Written exercise
Copy every entry word for word, but skip the pictures.

···

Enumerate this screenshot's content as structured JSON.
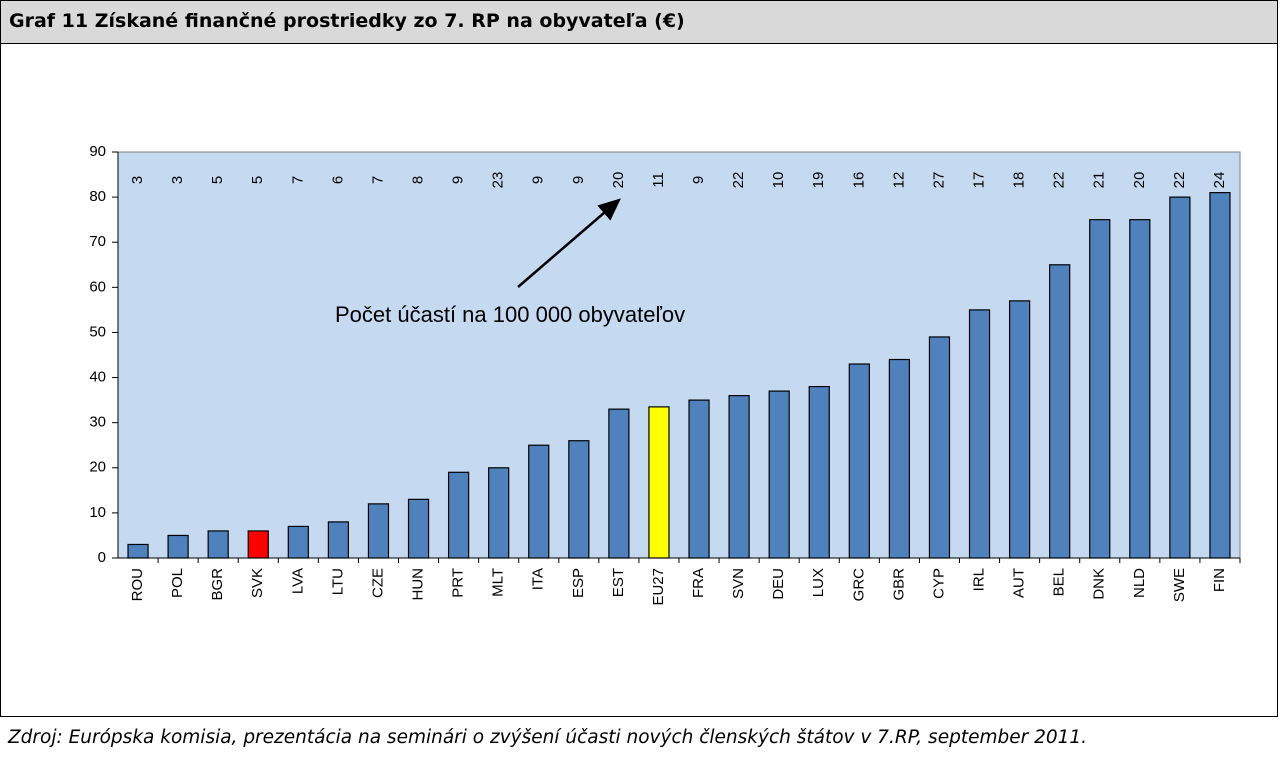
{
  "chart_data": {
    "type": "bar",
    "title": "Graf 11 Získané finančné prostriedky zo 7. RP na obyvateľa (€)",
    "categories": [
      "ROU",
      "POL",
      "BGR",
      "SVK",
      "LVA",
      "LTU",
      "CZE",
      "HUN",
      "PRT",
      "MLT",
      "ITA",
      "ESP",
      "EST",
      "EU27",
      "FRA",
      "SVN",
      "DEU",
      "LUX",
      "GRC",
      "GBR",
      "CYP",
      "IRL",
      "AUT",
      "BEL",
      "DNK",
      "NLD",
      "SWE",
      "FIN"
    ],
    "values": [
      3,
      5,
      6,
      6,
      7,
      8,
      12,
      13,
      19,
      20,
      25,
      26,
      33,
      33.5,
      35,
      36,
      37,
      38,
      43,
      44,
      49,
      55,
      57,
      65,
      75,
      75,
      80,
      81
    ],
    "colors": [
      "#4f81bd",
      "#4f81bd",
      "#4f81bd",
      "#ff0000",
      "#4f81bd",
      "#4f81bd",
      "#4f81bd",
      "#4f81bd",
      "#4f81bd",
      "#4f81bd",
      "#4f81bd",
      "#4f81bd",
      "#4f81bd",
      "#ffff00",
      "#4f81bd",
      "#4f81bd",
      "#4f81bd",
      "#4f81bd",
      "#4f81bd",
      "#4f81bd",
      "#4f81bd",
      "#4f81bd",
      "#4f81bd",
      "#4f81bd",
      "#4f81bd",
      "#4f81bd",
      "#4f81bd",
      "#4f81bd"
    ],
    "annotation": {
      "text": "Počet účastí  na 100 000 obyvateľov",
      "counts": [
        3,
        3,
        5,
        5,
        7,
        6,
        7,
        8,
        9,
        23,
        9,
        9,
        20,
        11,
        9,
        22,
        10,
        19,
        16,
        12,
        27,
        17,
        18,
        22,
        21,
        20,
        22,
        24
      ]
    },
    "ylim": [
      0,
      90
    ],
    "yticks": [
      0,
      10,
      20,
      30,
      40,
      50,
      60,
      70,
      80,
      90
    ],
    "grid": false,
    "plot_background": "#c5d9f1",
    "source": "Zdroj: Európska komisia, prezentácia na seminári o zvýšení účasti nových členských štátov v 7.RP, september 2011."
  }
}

···

Task solution
Enumerate this screenshot's content as structured JSON.
{
  "chart_data": {
    "type": "bar",
    "title": "Graf 11 Získané finančné prostriedky zo 7. RP na obyvateľa (€)",
    "categories": [
      "ROU",
      "POL",
      "BGR",
      "SVK",
      "LVA",
      "LTU",
      "CZE",
      "HUN",
      "PRT",
      "MLT",
      "ITA",
      "ESP",
      "EST",
      "EU27",
      "FRA",
      "SVN",
      "DEU",
      "LUX",
      "GRC",
      "GBR",
      "CYP",
      "IRL",
      "AUT",
      "BEL",
      "DNK",
      "NLD",
      "SWE",
      "FIN"
    ],
    "values": [
      3,
      5,
      6,
      6,
      7,
      8,
      12,
      13,
      19,
      20,
      25,
      26,
      33,
      33.5,
      35,
      36,
      37,
      38,
      43,
      44,
      49,
      55,
      57,
      65,
      75,
      75,
      80,
      81
    ],
    "colors": [
      "#4f81bd",
      "#4f81bd",
      "#4f81bd",
      "#ff0000",
      "#4f81bd",
      "#4f81bd",
      "#4f81bd",
      "#4f81bd",
      "#4f81bd",
      "#4f81bd",
      "#4f81bd",
      "#4f81bd",
      "#4f81bd",
      "#ffff00",
      "#4f81bd",
      "#4f81bd",
      "#4f81bd",
      "#4f81bd",
      "#4f81bd",
      "#4f81bd",
      "#4f81bd",
      "#4f81bd",
      "#4f81bd",
      "#4f81bd",
      "#4f81bd",
      "#4f81bd",
      "#4f81bd",
      "#4f81bd"
    ],
    "annotation": {
      "text": "Počet účastí  na 100 000 obyvateľov",
      "counts": [
        3,
        3,
        5,
        5,
        7,
        6,
        7,
        8,
        9,
        23,
        9,
        9,
        20,
        11,
        9,
        22,
        10,
        19,
        16,
        12,
        27,
        17,
        18,
        22,
        21,
        20,
        22,
        24
      ]
    },
    "ylim": [
      0,
      90
    ],
    "yticks": [
      0,
      10,
      20,
      30,
      40,
      50,
      60,
      70,
      80,
      90
    ],
    "grid": false,
    "plot_background": "#c5d9f1",
    "source": "Zdroj: Európska komisia, prezentácia na seminári o zvýšení účasti nových členských štátov v 7.RP, september 2011."
  }
}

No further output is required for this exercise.